Output every line below exactly.

Entries with figure data:
———
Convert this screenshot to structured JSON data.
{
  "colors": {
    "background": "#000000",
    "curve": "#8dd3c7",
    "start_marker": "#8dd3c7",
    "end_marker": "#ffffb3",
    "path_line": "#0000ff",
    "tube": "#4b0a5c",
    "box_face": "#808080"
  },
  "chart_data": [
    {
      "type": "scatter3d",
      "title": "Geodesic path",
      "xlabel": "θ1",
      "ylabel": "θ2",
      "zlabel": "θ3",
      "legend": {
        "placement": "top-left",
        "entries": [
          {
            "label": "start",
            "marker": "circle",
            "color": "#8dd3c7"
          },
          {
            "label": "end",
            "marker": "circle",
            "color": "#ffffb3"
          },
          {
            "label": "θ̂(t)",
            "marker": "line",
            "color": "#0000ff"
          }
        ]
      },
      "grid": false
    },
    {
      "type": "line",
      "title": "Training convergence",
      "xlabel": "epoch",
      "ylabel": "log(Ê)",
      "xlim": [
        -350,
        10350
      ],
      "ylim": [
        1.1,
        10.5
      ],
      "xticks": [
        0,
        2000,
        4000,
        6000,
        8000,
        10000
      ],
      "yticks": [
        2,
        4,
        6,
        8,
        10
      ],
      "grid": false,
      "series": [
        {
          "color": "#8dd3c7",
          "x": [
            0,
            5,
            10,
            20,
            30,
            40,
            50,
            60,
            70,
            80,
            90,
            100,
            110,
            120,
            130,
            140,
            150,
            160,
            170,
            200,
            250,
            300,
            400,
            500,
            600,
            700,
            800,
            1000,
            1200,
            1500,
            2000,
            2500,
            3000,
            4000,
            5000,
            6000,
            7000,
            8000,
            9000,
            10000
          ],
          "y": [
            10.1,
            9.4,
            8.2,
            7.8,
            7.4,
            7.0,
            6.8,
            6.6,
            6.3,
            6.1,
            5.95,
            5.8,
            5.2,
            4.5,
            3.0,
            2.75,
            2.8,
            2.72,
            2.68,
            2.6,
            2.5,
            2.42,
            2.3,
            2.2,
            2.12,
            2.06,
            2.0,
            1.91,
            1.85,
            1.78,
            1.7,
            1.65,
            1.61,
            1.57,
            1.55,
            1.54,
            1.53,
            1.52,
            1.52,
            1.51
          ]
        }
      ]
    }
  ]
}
———
_Solution_
Convert this screenshot to structured JSON data.
{
  "colors": {
    "background": "#000000",
    "curve": "#8dd3c7",
    "start_marker": "#8dd3c7",
    "end_marker": "#ffffb3",
    "path_line": "#0000ff",
    "tube": "#4b0a5c",
    "box_face": "#808080"
  },
  "chart_data": [
    {
      "type": "scatter3d",
      "title": "Geodesic path",
      "xlabel": "θ1",
      "ylabel": "θ2",
      "zlabel": "θ3",
      "legend": {
        "placement": "top-left",
        "entries": [
          {
            "label": "start",
            "marker": "circle",
            "color": "#8dd3c7"
          },
          {
            "label": "end",
            "marker": "circle",
            "color": "#ffffb3"
          },
          {
            "label": "θ̂(t)",
            "marker": "line",
            "color": "#0000ff"
          }
        ]
      },
      "grid": false
    },
    {
      "type": "line",
      "title": "Training convergence",
      "xlabel": "epoch",
      "ylabel": "log(Ê)",
      "xlim": [
        -350,
        10350
      ],
      "ylim": [
        1.1,
        10.5
      ],
      "xticks": [
        0,
        2000,
        4000,
        6000,
        8000,
        10000
      ],
      "yticks": [
        2,
        4,
        6,
        8,
        10
      ],
      "grid": false,
      "series": [
        {
          "color": "#8dd3c7",
          "x": [
            0,
            5,
            10,
            20,
            30,
            40,
            50,
            60,
            70,
            80,
            90,
            100,
            110,
            120,
            130,
            140,
            150,
            160,
            170,
            200,
            250,
            300,
            400,
            500,
            600,
            700,
            800,
            1000,
            1200,
            1500,
            2000,
            2500,
            3000,
            4000,
            5000,
            6000,
            7000,
            8000,
            9000,
            10000
          ],
          "y": [
            10.1,
            9.4,
            8.2,
            7.8,
            7.4,
            7.0,
            6.8,
            6.6,
            6.3,
            6.1,
            5.95,
            5.8,
            5.2,
            4.5,
            3.0,
            2.75,
            2.8,
            2.72,
            2.68,
            2.6,
            2.5,
            2.42,
            2.3,
            2.2,
            2.12,
            2.06,
            2.0,
            1.91,
            1.85,
            1.78,
            1.7,
            1.65,
            1.61,
            1.57,
            1.55,
            1.54,
            1.53,
            1.52,
            1.52,
            1.51
          ]
        }
      ]
    }
  ]
}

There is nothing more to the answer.